----- Information supplied

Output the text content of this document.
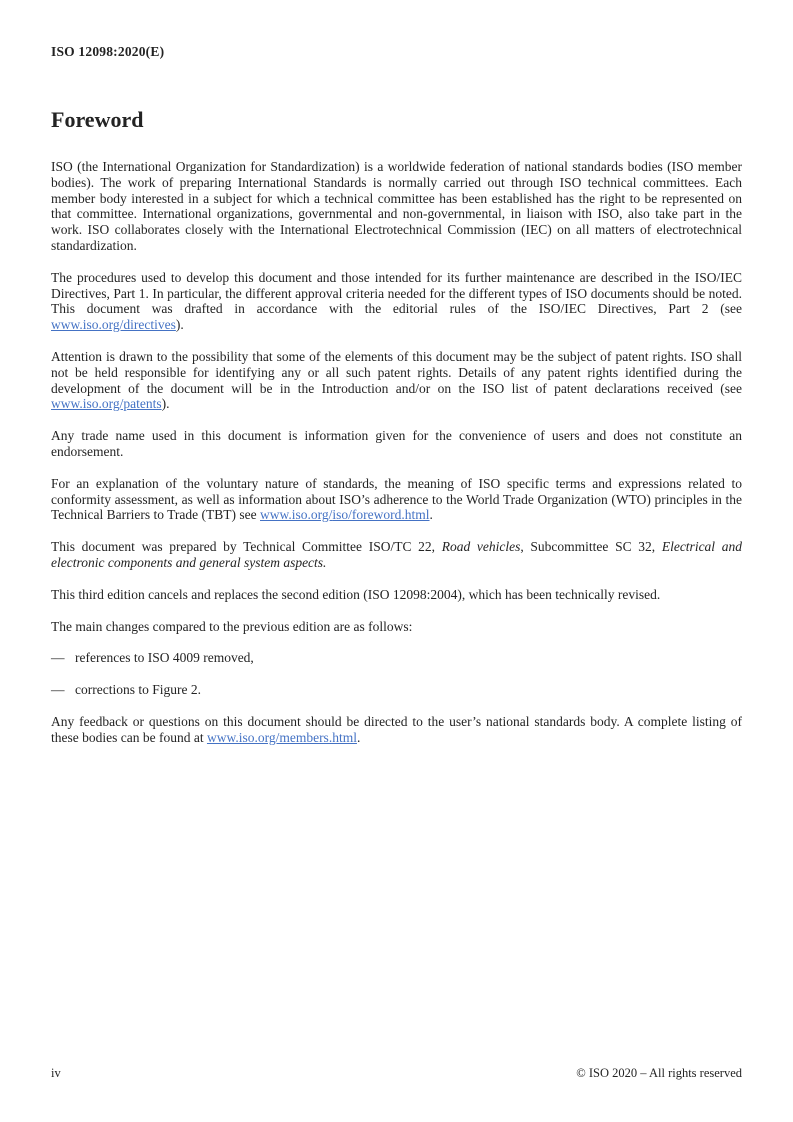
ISO 12098:2020(E)
Foreword

ISO (the International Organization for Standardization) is a worldwide federation of national standards bodies (ISO member bodies). The work of preparing International Standards is normally carried out through ISO technical committees. Each member body interested in a subject for which a technical committee has been established has the right to be represented on that committee. International organizations, governmental and non-governmental, in liaison with ISO, also take part in the work. ISO collaborates closely with the International Electrotechnical Commission (IEC) on all matters of electrotechnical standardization.

The procedures used to develop this document and those intended for its further maintenance are described in the ISO/IEC Directives, Part 1. In particular, the different approval criteria needed for the different types of ISO documents should be noted. This document was drafted in accordance with the editorial rules of the ISO/IEC Directives, Part 2 (see www.iso.org/directives).

Attention is drawn to the possibility that some of the elements of this document may be the subject of patent rights. ISO shall not be held responsible for identifying any or all such patent rights. Details of any patent rights identified during the development of the document will be in the Introduction and/or on the ISO list of patent declarations received (see www.iso.org/patents).

Any trade name used in this document is information given for the convenience of users and does not constitute an endorsement.

For an explanation of the voluntary nature of standards, the meaning of ISO specific terms and expressions related to conformity assessment, as well as information about ISO’s adherence to the World Trade Organization (WTO) principles in the Technical Barriers to Trade (TBT) see www.iso.org/iso/foreword.html.

This document was prepared by Technical Committee ISO/TC 22, Road vehicles, Subcommittee SC 32, Electrical and electronic components and general system aspects.

This third edition cancels and replaces the second edition (ISO 12098:2004), which has been technically revised.

The main changes compared to the previous edition are as follows:

— references to ISO 4009 removed,
— corrections to Figure 2.

Any feedback or questions on this document should be directed to the user’s national standards body. A complete listing of these bodies can be found at www.iso.org/members.html.

iv	© ISO 2020 – All rights reserved
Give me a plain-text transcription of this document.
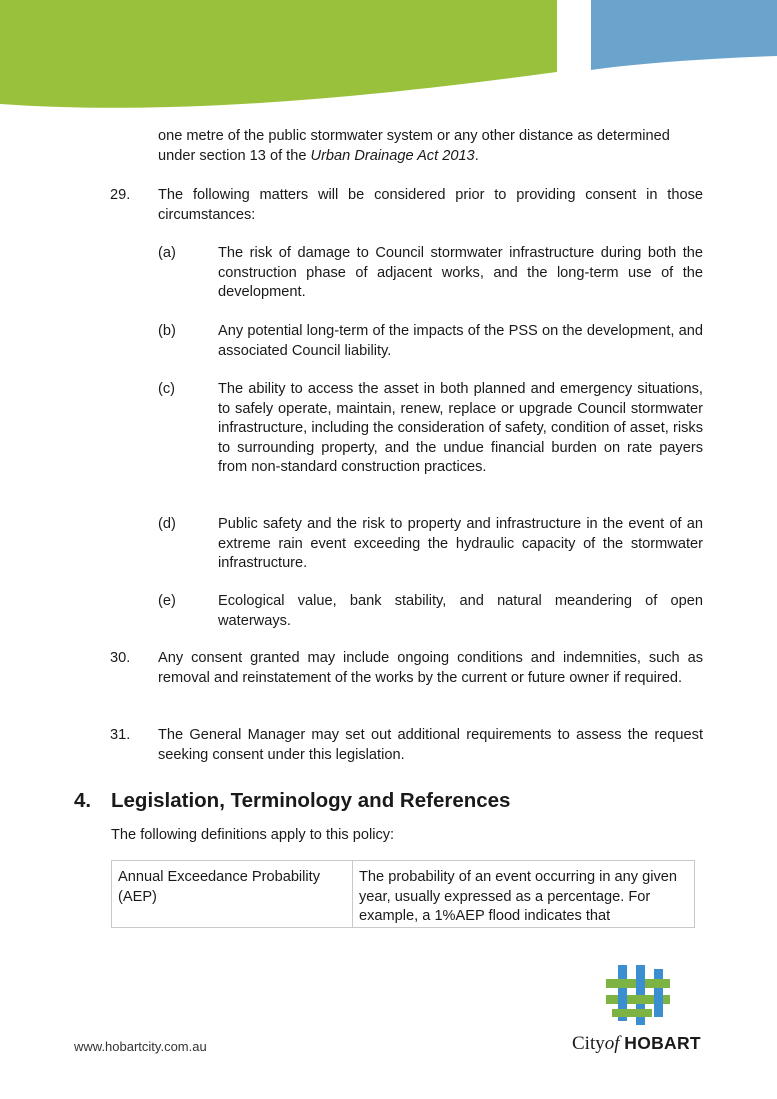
one metre of the public stormwater system or any other distance as determined under section 13 of the Urban Drainage Act 2013.

29. The following matters will be considered prior to providing consent in those circumstances:

(a)	The risk of damage to Council stormwater infrastructure during both the construction phase of adjacent works, and the long-term use of the development.

(b)	Any potential long-term of the impacts of the PSS on the development, and associated Council liability.

(c)	The ability to access the asset in both planned and emergency situations, to safely operate, maintain, renew, replace or upgrade Council stormwater infrastructure, including the consideration of safety, condition of asset, risks to surrounding property, and the undue financial burden on rate payers from non-standard construction practices.

(d)	Public safety and the risk to property and infrastructure in the event of an extreme rain event exceeding the hydraulic capacity of the stormwater infrastructure.

(e)	Ecological value, bank stability, and natural meandering of open waterways.

30. Any consent granted may include ongoing conditions and indemnities, such as removal and reinstatement of the works by the current or future owner if required.

31. The General Manager may set out additional requirements to assess the request seeking consent under this legislation.

4. Legislation, Terminology and References

The following definitions apply to this policy:

Annual Exceedance Probability (AEP)	The probability of an event occurring in any given year, usually expressed as a percentage. For example, a 1%AEP flood indicates that
www.hobartcity.com.au	Cityof HOBART
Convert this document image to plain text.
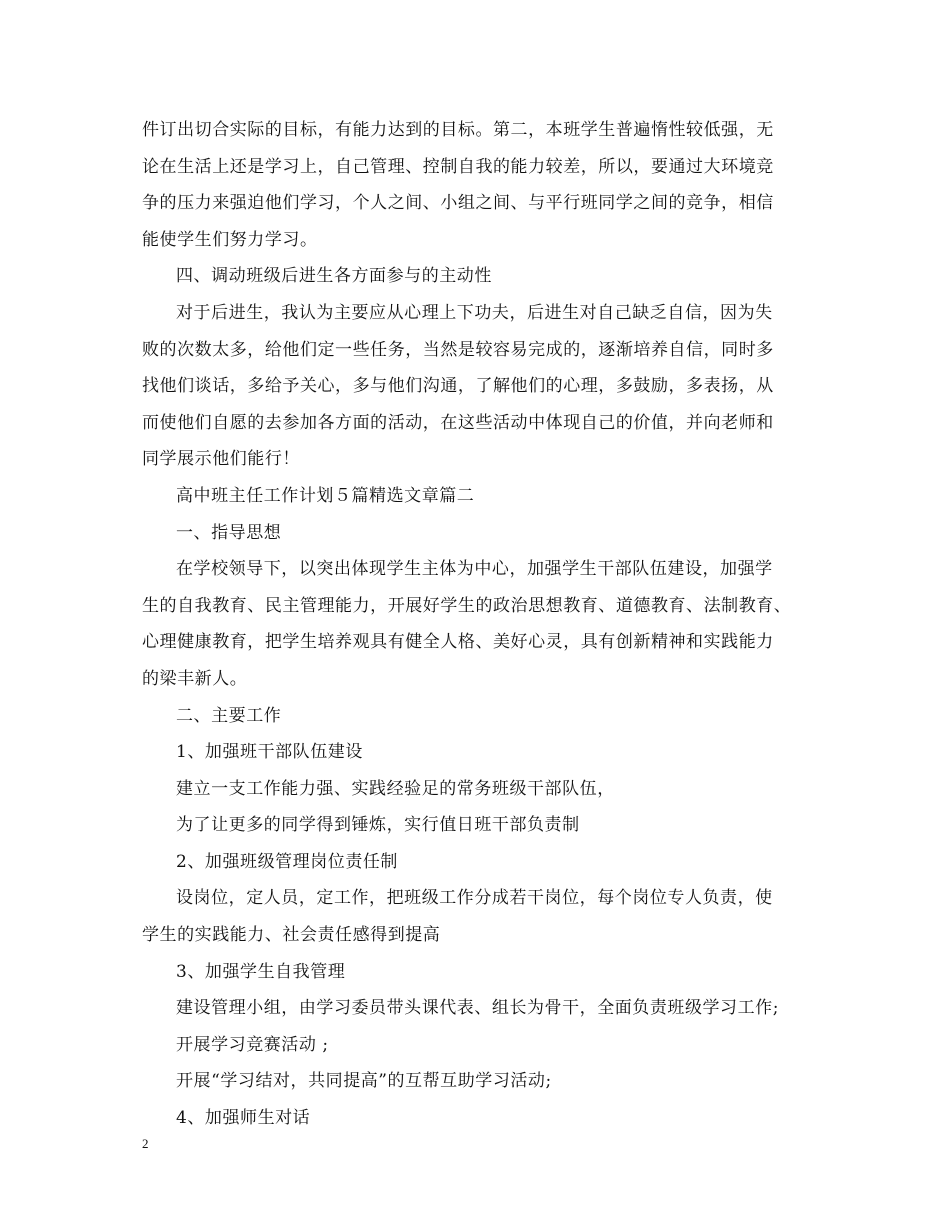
件订出切合实际的目标，有能力达到的目标。第二，本班学生普遍惰性较低强，无
论在生活上还是学习上，自己管理、控制自我的能力较差，所以，要通过大环境竞
争的压力来强迫他们学习，个人之间、小组之间、与平行班同学之间的竞争，相信
能使学生们努力学习。
四、调动班级后进生各方面参与的主动性
对于后进生，我认为主要应从心理上下功夫，后进生对自己缺乏自信，因为失
败的次数太多，给他们定一些任务，当然是较容易完成的，逐渐培养自信，同时多
找他们谈话，多给予关心，多与他们沟通，了解他们的心理，多鼓励，多表扬，从
而使他们自愿的去参加各方面的活动，在这些活动中体现自己的价值，并向老师和
同学展示他们能行！
高中班主任工作计划５篇精选文章篇二
一、指导思想
在学校领导下，以突出体现学生主体为中心，加强学生干部队伍建设，加强学
生的自我教育、民主管理能力，开展好学生的政治思想教育、道德教育、法制教育、
心理健康教育，把学生培养观具有健全人格、美好心灵，具有创新精神和实践能力
的梁丰新人。
二、主要工作
1、加强班干部队伍建设
建立一支工作能力强、实践经验足的常务班级干部队伍，
为了让更多的同学得到锤炼，实行值日班干部负责制
2、加强班级管理岗位责任制
设岗位，定人员，定工作，把班级工作分成若干岗位，每个岗位专人负责，使
学生的实践能力、社会责任感得到提高
3、加强学生自我管理
建设管理小组，由学习委员带头课代表、组长为骨干，全面负责班级学习工作;
开展学习竞赛活动 ;
开展“学习结对，共同提高”的互帮互助学习活动;
4、加强师生对话
2
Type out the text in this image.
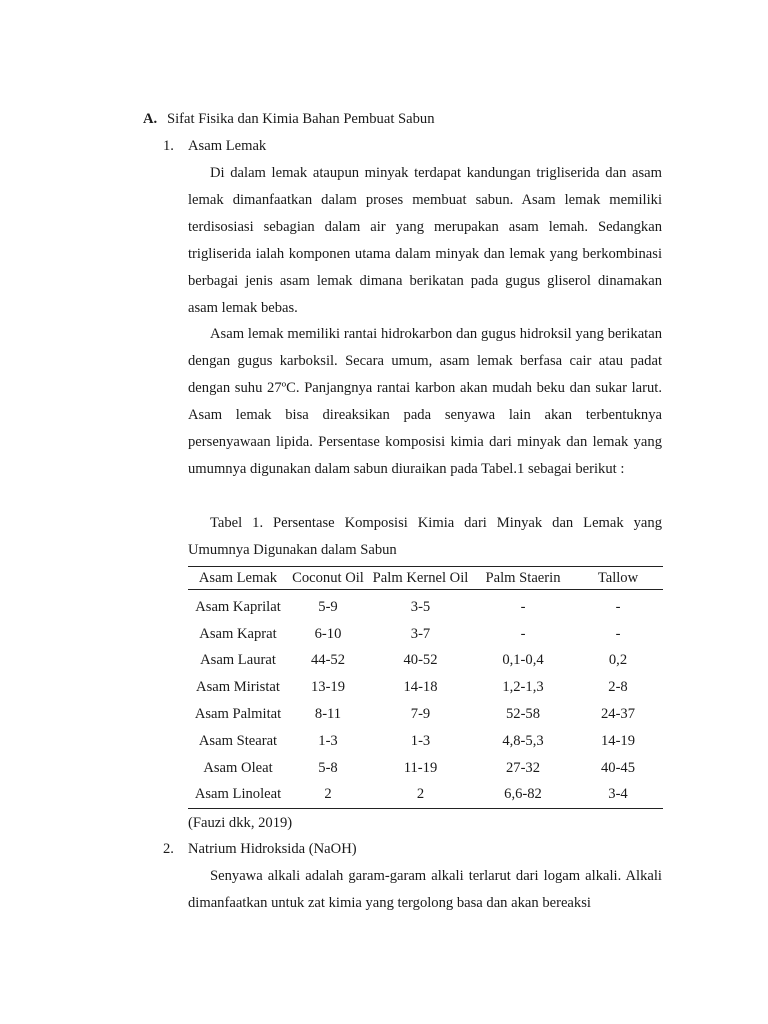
A. Sifat Fisika dan Kimia Bahan Pembuat Sabun
1. Asam Lemak

Di dalam lemak ataupun minyak terdapat kandungan trigliserida dan asam lemak dimanfaatkan dalam proses membuat sabun. Asam lemak memiliki terdisosiasi sebagian dalam air yang merupakan asam lemah. Sedangkan trigliserida ialah komponen utama dalam minyak dan lemak yang berkombinasi berbagai jenis asam lemak dimana berikatan pada gugus gliserol dinamakan asam lemak bebas.

Asam lemak memiliki rantai hidrokarbon dan gugus hidroksil yang berikatan dengan gugus karboksil. Secara umum, asam lemak berfasa cair atau padat dengan suhu 27ºC. Panjangnya rantai karbon akan mudah beku dan sukar larut. Asam lemak bisa direaksikan pada senyawa lain akan terbentuknya persenyawaan lipida. Persentase komposisi kimia dari minyak dan lemak yang umumnya digunakan dalam sabun diuraikan pada Tabel.1 sebagai berikut :

Tabel 1. Persentase Komposisi Kimia dari Minyak dan Lemak yang Umumnya Digunakan dalam Sabun

Asam Lemak	Coconut Oil	Palm Kernel Oil	Palm Staerin	Tallow
Asam Kaprilat	5-9	3-5	-	-
Asam Kaprat	6-10	3-7	-	-
Asam Laurat	44-52	40-52	0,1-0,4	0,2
Asam Miristat	13-19	14-18	1,2-1,3	2-8
Asam Palmitat	8-11	7-9	52-58	24-37
Asam Stearat	1-3	1-3	4,8-5,3	14-19
Asam Oleat	5-8	11-19	27-32	40-45
Asam Linoleat	2	2	6,6-82	3-4
(Fauzi dkk, 2019)
2. Natrium Hidroksida (NaOH)

Senyawa alkali adalah garam-garam alkali terlarut dari logam alkali. Alkali dimanfaatkan untuk zat kimia yang tergolong basa dan akan bereaksi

----------

» **Short task**
Return to the listing above and set it down exactly, leaving out its pictures.

» **Task response**
Output the text content of this document.
ISO 12098:2020(E)
Foreword

ISO (the International Organization for Standardization) is a worldwide federation of national standards bodies (ISO member bodies). The work of preparing International Standards is normally carried out through ISO technical committees. Each member body interested in a subject for which a technical committee has been established has the right to be represented on that committee. International organizations, governmental and non-governmental, in liaison with ISO, also take part in the work. ISO collaborates closely with the International Electrotechnical Commission (IEC) on all matters of electrotechnical standardization.

The procedures used to develop this document and those intended for its further maintenance are described in the ISO/IEC Directives, Part 1. In particular, the different approval criteria needed for the different types of ISO documents should be noted. This document was drafted in accordance with the editorial rules of the ISO/IEC Directives, Part 2 (see www.iso.org/directives).

Attention is drawn to the possibility that some of the elements of this document may be the subject of patent rights. ISO shall not be held responsible for identifying any or all such patent rights. Details of any patent rights identified during the development of the document will be in the Introduction and/or on the ISO list of patent declarations received (see www.iso.org/patents).

Any trade name used in this document is information given for the convenience of users and does not constitute an endorsement.

For an explanation of the voluntary nature of standards, the meaning of ISO specific terms and expressions related to conformity assessment, as well as information about ISO’s adherence to the World Trade Organization (WTO) principles in the Technical Barriers to Trade (TBT) see www.iso.org/iso/foreword.html.

This document was prepared by Technical Committee ISO/TC 22, Road vehicles, Subcommittee SC 32, Electrical and electronic components and general system aspects.

This third edition cancels and replaces the second edition (ISO 12098:2004), which has been technically revised.

The main changes compared to the previous edition are as follows:

— references to ISO 4009 removed,
— corrections to Figure 2.

Any feedback or questions on this document should be directed to the user’s national standards body. A complete listing of these bodies can be found at www.iso.org/members.html.

iv	© ISO 2020 – All rights reserved
Give me a plain-text transcription of this document.
one metre of the public stormwater system or any other distance as determined under section 13 of the Urban Drainage Act 2013.

29. The following matters will be considered prior to providing consent in those circumstances:

(a)	The risk of damage to Council stormwater infrastructure during both the construction phase of adjacent works, and the long-term use of the development.

(b)	Any potential long-term of the impacts of the PSS on the development, and associated Council liability.

(c)	The ability to access the asset in both planned and emergency situations, to safely operate, maintain, renew, replace or upgrade Council stormwater infrastructure, including the consideration of safety, condition of asset, risks to surrounding property, and the undue financial burden on rate payers from non-standard construction practices.

(d)	Public safety and the risk to property and infrastructure in the event of an extreme rain event exceeding the hydraulic capacity of the stormwater infrastructure.

(e)	Ecological value, bank stability, and natural meandering of open waterways.

30. Any consent granted may include ongoing conditions and indemnities, such as removal and reinstatement of the works by the current or future owner if required.

31. The General Manager may set out additional requirements to assess the request seeking consent under this legislation.

4. Legislation, Terminology and References

The following definitions apply to this policy:

Annual Exceedance Probability (AEP)	The probability of an event occurring in any given year, usually expressed as a percentage. For example, a 1%AEP flood indicates that
www.hobartcity.com.au	Cityof HOBART
Convert this document image to plain text.
件订出切合实际的目标，有能力达到的目标。第二，本班学生普遍惰性较低强，无
论在生活上还是学习上，自己管理、控制自我的能力较差，所以，要通过大环境竞
争的压力来强迫他们学习，个人之间、小组之间、与平行班同学之间的竞争，相信
能使学生们努力学习。
四、调动班级后进生各方面参与的主动性
对于后进生，我认为主要应从心理上下功夫，后进生对自己缺乏自信，因为失
败的次数太多，给他们定一些任务，当然是较容易完成的，逐渐培养自信，同时多
找他们谈话，多给予关心，多与他们沟通，了解他们的心理，多鼓励，多表扬，从
而使他们自愿的去参加各方面的活动，在这些活动中体现自己的价值，并向老师和
同学展示他们能行！
高中班主任工作计划５篇精选文章篇二
一、指导思想
在学校领导下，以突出体现学生主体为中心，加强学生干部队伍建设，加强学
生的自我教育、民主管理能力，开展好学生的政治思想教育、道德教育、法制教育、
心理健康教育，把学生培养观具有健全人格、美好心灵，具有创新精神和实践能力
的梁丰新人。
二、主要工作
1、加强班干部队伍建设
建立一支工作能力强、实践经验足的常务班级干部队伍，
为了让更多的同学得到锤炼，实行值日班干部负责制
2、加强班级管理岗位责任制
设岗位，定人员，定工作，把班级工作分成若干岗位，每个岗位专人负责，使
学生的实践能力、社会责任感得到提高
3、加强学生自我管理
建设管理小组，由学习委员带头课代表、组长为骨干，全面负责班级学习工作;
开展学习竞赛活动 ;
开展“学习结对，共同提高”的互帮互助学习活动;
4、加强师生对话
2
Type out the text in this image.
A. Sifat Fisika dan Kimia Bahan Pembuat Sabun
1. Asam Lemak

Di dalam lemak ataupun minyak terdapat kandungan trigliserida dan asam lemak dimanfaatkan dalam proses membuat sabun. Asam lemak memiliki terdisosiasi sebagian dalam air yang merupakan asam lemah. Sedangkan trigliserida ialah komponen utama dalam minyak dan lemak yang berkombinasi berbagai jenis asam lemak dimana berikatan pada gugus gliserol dinamakan asam lemak bebas.

Asam lemak memiliki rantai hidrokarbon dan gugus hidroksil yang berikatan dengan gugus karboksil. Secara umum, asam lemak berfasa cair atau padat dengan suhu 27ºC. Panjangnya rantai karbon akan mudah beku dan sukar larut. Asam lemak bisa direaksikan pada senyawa lain akan terbentuknya persenyawaan lipida. Persentase komposisi kimia dari minyak dan lemak yang umumnya digunakan dalam sabun diuraikan pada Tabel.1 sebagai berikut :

Tabel 1. Persentase Komposisi Kimia dari Minyak dan Lemak yang Umumnya Digunakan dalam Sabun

Asam Lemak	Coconut Oil	Palm Kernel Oil	Palm Staerin	Tallow
Asam Kaprilat	5-9	3-5	-	-
Asam Kaprat	6-10	3-7	-	-
Asam Laurat	44-52	40-52	0,1-0,4	0,2
Asam Miristat	13-19	14-18	1,2-1,3	2-8
Asam Palmitat	8-11	7-9	52-58	24-37
Asam Stearat	1-3	1-3	4,8-5,3	14-19
Asam Oleat	5-8	11-19	27-32	40-45
Asam Linoleat	2	2	6,6-82	3-4
(Fauzi dkk, 2019)
2. Natrium Hidroksida (NaOH)

Senyawa alkali adalah garam-garam alkali terlarut dari logam alkali. Alkali dimanfaatkan untuk zat kimia yang tergolong basa dan akan bereaksi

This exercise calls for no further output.